### Exercise directions
In the copy, include every entry exactly but none of the images.

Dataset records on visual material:
***

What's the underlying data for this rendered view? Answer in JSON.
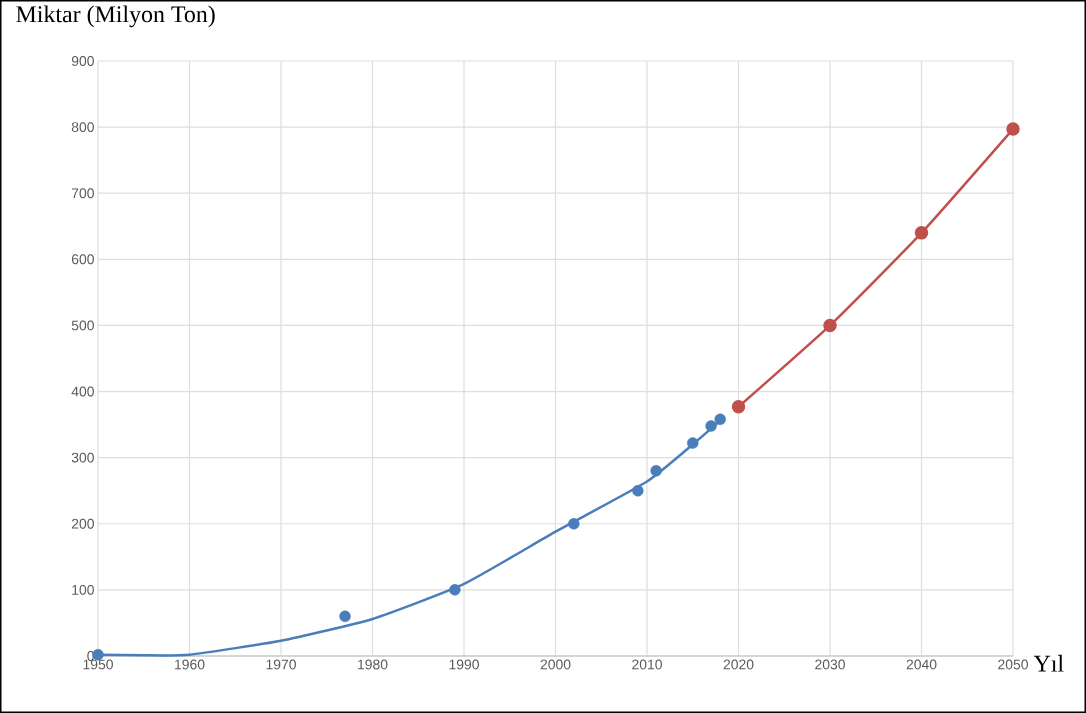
{
  "chart_data": {
    "type": "line",
    "xlabel": "Yıl",
    "ylabel": "Miktar (Milyon Ton)",
    "xlim": [
      1950,
      2050
    ],
    "xticks": [
      1950,
      1960,
      1970,
      1980,
      1990,
      2000,
      2010,
      2020,
      2030,
      2040,
      2050
    ],
    "ylim": [
      0,
      900
    ],
    "yticks": [
      0,
      100,
      200,
      300,
      400,
      500,
      600,
      700,
      800,
      900
    ],
    "grid": true,
    "line_style": "solid",
    "series": [
      {
        "type": "scatter",
        "marker": "circle",
        "color": "#4a7ebb",
        "x": [
          1950,
          1977,
          1989,
          2002,
          2009,
          2011,
          2015,
          2017,
          2018
        ],
        "values": [
          2,
          60,
          100,
          200,
          250,
          280,
          322,
          348,
          358
        ]
      },
      {
        "marker": "none",
        "color": "#4a7ebb",
        "x": [
          1950,
          1955,
          1960,
          1970,
          1980,
          1990,
          2000,
          2010,
          2015,
          2018
        ],
        "values": [
          2,
          1,
          2,
          23,
          56,
          109,
          188,
          264,
          320,
          356
        ]
      },
      {
        "marker": "circle",
        "color": "#c0504d",
        "x": [
          2020,
          2030,
          2040,
          2050
        ],
        "values": [
          377,
          500,
          640,
          797
        ]
      }
    ]
  }
}
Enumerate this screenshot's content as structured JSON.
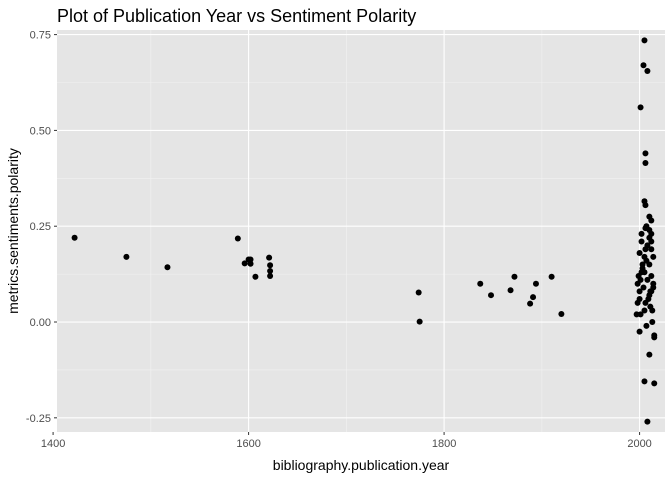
{
  "chart_data": {
    "type": "scatter",
    "title": "Plot of Publication Year vs Sentiment Polarity",
    "xlabel": "bibliography.publication.year",
    "ylabel": "metrics.sentiments.polarity",
    "xlim": [
      1404,
      2026
    ],
    "ylim": [
      -0.287,
      0.762
    ],
    "x_ticks": [
      1400,
      1600,
      1800,
      2000
    ],
    "x_tick_labels": [
      "1400",
      "1600",
      "1800",
      "2000"
    ],
    "y_ticks": [
      -0.25,
      0,
      0.25,
      0.5,
      0.75
    ],
    "y_tick_labels": [
      "-0.25",
      "0.00",
      "0.25",
      "0.50",
      "0.75"
    ],
    "grid": true,
    "legend": "none",
    "colors": {
      "panel_background": "#e5e5e5",
      "grid_major": "#ffffff",
      "grid_minor": "#f2f2f2",
      "point": "#000000",
      "tick_label": "#4d4d4d"
    },
    "series": [
      {
        "x": [
          1422,
          1475,
          1517,
          1589,
          1596,
          1600,
          1602,
          1602,
          1607,
          1621,
          1622,
          1622,
          1622,
          1774,
          1775,
          1837,
          1848,
          1868,
          1872,
          1888,
          1891,
          1894,
          1910,
          1920,
          2001,
          2004,
          2005,
          2008,
          2006,
          2006,
          2005,
          2006,
          2007,
          2006,
          2010,
          2012,
          1997,
          1998,
          2000,
          2001,
          2003,
          2005,
          2008,
          2010,
          2012,
          2014,
          2000,
          2005,
          2010,
          2014,
          2002,
          2007,
          2012,
          1999,
          2004,
          2009,
          2013,
          2001,
          2006,
          2011,
          2000,
          2003,
          2008,
          2012,
          2002,
          2006,
          2010,
          2014,
          1998,
          2005,
          2011,
          2000,
          2007,
          2013,
          2015,
          2010,
          2005,
          2015,
          2015,
          2008,
          2012,
          2012,
          2002,
          2010
        ],
        "y": [
          0.22,
          0.17,
          0.143,
          0.218,
          0.153,
          0.163,
          0.152,
          0.163,
          0.118,
          0.168,
          0.148,
          0.133,
          0.12,
          0.077,
          0.001,
          0.1,
          0.07,
          0.083,
          0.118,
          0.048,
          0.065,
          0.1,
          0.118,
          0.021,
          0.56,
          0.67,
          0.735,
          0.655,
          0.44,
          0.415,
          0.315,
          0.305,
          0.25,
          0.245,
          0.275,
          0.265,
          0.02,
          0.05,
          0.08,
          0.11,
          0.14,
          0.17,
          0.2,
          0.15,
          0.12,
          0.09,
          0.06,
          0.03,
          0.07,
          0.1,
          0.13,
          0.16,
          0.19,
          0.12,
          0.09,
          0.06,
          0.03,
          0.02,
          0.05,
          0.04,
          0.18,
          0.15,
          0.11,
          0.08,
          0.21,
          0.19,
          0.22,
          0.17,
          0.1,
          0.13,
          0.08,
          -0.025,
          -0.01,
          0.0,
          -0.04,
          -0.085,
          -0.155,
          -0.16,
          -0.035,
          -0.26,
          0.23,
          0.21,
          0.23,
          0.24
        ]
      }
    ]
  }
}
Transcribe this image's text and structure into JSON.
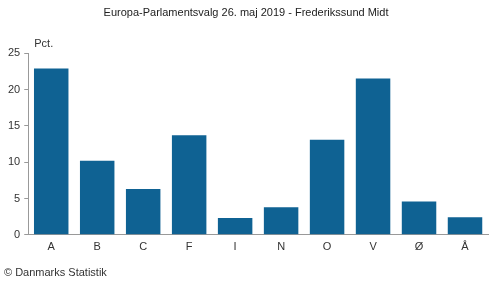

***

### Exercise solution
What's the underlying data for this rendered view? Answer in JSON.
{
  "chart_data": {
    "type": "line",
    "xlabel": "Yıl",
    "ylabel": "Miktar (Milyon Ton)",
    "xlim": [
      1950,
      2050
    ],
    "xticks": [
      1950,
      1960,
      1970,
      1980,
      1990,
      2000,
      2010,
      2020,
      2030,
      2040,
      2050
    ],
    "ylim": [
      0,
      900
    ],
    "yticks": [
      0,
      100,
      200,
      300,
      400,
      500,
      600,
      700,
      800,
      900
    ],
    "grid": true,
    "line_style": "solid",
    "series": [
      {
        "type": "scatter",
        "marker": "circle",
        "color": "#4a7ebb",
        "x": [
          1950,
          1977,
          1989,
          2002,
          2009,
          2011,
          2015,
          2017,
          2018
        ],
        "values": [
          2,
          60,
          100,
          200,
          250,
          280,
          322,
          348,
          358
        ]
      },
      {
        "marker": "none",
        "color": "#4a7ebb",
        "x": [
          1950,
          1955,
          1960,
          1970,
          1980,
          1990,
          2000,
          2010,
          2015,
          2018
        ],
        "values": [
          2,
          1,
          2,
          23,
          56,
          109,
          188,
          264,
          320,
          356
        ]
      },
      {
        "marker": "circle",
        "color": "#c0504d",
        "x": [
          2020,
          2030,
          2040,
          2050
        ],
        "values": [
          377,
          500,
          640,
          797
        ]
      }
    ]
  }
}
Enumerate this screenshot's content as structured JSON.
{
  "chart_data": {
    "type": "scatter",
    "title": "Plot of Publication Year vs Sentiment Polarity",
    "xlabel": "bibliography.publication.year",
    "ylabel": "metrics.sentiments.polarity",
    "xlim": [
      1404,
      2026
    ],
    "ylim": [
      -0.287,
      0.762
    ],
    "x_ticks": [
      1400,
      1600,
      1800,
      2000
    ],
    "x_tick_labels": [
      "1400",
      "1600",
      "1800",
      "2000"
    ],
    "y_ticks": [
      -0.25,
      0,
      0.25,
      0.5,
      0.75
    ],
    "y_tick_labels": [
      "-0.25",
      "0.00",
      "0.25",
      "0.50",
      "0.75"
    ],
    "grid": true,
    "legend": "none",
    "colors": {
      "panel_background": "#e5e5e5",
      "grid_major": "#ffffff",
      "grid_minor": "#f2f2f2",
      "point": "#000000",
      "tick_label": "#4d4d4d"
    },
    "series": [
      {
        "x": [
          1422,
          1475,
          1517,
          1589,
          1596,
          1600,
          1602,
          1602,
          1607,
          1621,
          1622,
          1622,
          1622,
          1774,
          1775,
          1837,
          1848,
          1868,
          1872,
          1888,
          1891,
          1894,
          1910,
          1920,
          2001,
          2004,
          2005,
          2008,
          2006,
          2006,
          2005,
          2006,
          2007,
          2006,
          2010,
          2012,
          1997,
          1998,
          2000,
          2001,
          2003,
          2005,
          2008,
          2010,
          2012,
          2014,
          2000,
          2005,
          2010,
          2014,
          2002,
          2007,
          2012,
          1999,
          2004,
          2009,
          2013,
          2001,
          2006,
          2011,
          2000,
          2003,
          2008,
          2012,
          2002,
          2006,
          2010,
          2014,
          1998,
          2005,
          2011,
          2000,
          2007,
          2013,
          2015,
          2010,
          2005,
          2015,
          2015,
          2008,
          2012,
          2012,
          2002,
          2010
        ],
        "y": [
          0.22,
          0.17,
          0.143,
          0.218,
          0.153,
          0.163,
          0.152,
          0.163,
          0.118,
          0.168,
          0.148,
          0.133,
          0.12,
          0.077,
          0.001,
          0.1,
          0.07,
          0.083,
          0.118,
          0.048,
          0.065,
          0.1,
          0.118,
          0.021,
          0.56,
          0.67,
          0.735,
          0.655,
          0.44,
          0.415,
          0.315,
          0.305,
          0.25,
          0.245,
          0.275,
          0.265,
          0.02,
          0.05,
          0.08,
          0.11,
          0.14,
          0.17,
          0.2,
          0.15,
          0.12,
          0.09,
          0.06,
          0.03,
          0.07,
          0.1,
          0.13,
          0.16,
          0.19,
          0.12,
          0.09,
          0.06,
          0.03,
          0.02,
          0.05,
          0.04,
          0.18,
          0.15,
          0.11,
          0.08,
          0.21,
          0.19,
          0.22,
          0.17,
          0.1,
          0.13,
          0.08,
          -0.025,
          -0.01,
          0.0,
          -0.04,
          -0.085,
          -0.155,
          -0.16,
          -0.035,
          -0.26,
          0.23,
          0.21,
          0.23,
          0.24
        ]
      }
    ]
  }
}
Transcribe this image's text and structure into JSON.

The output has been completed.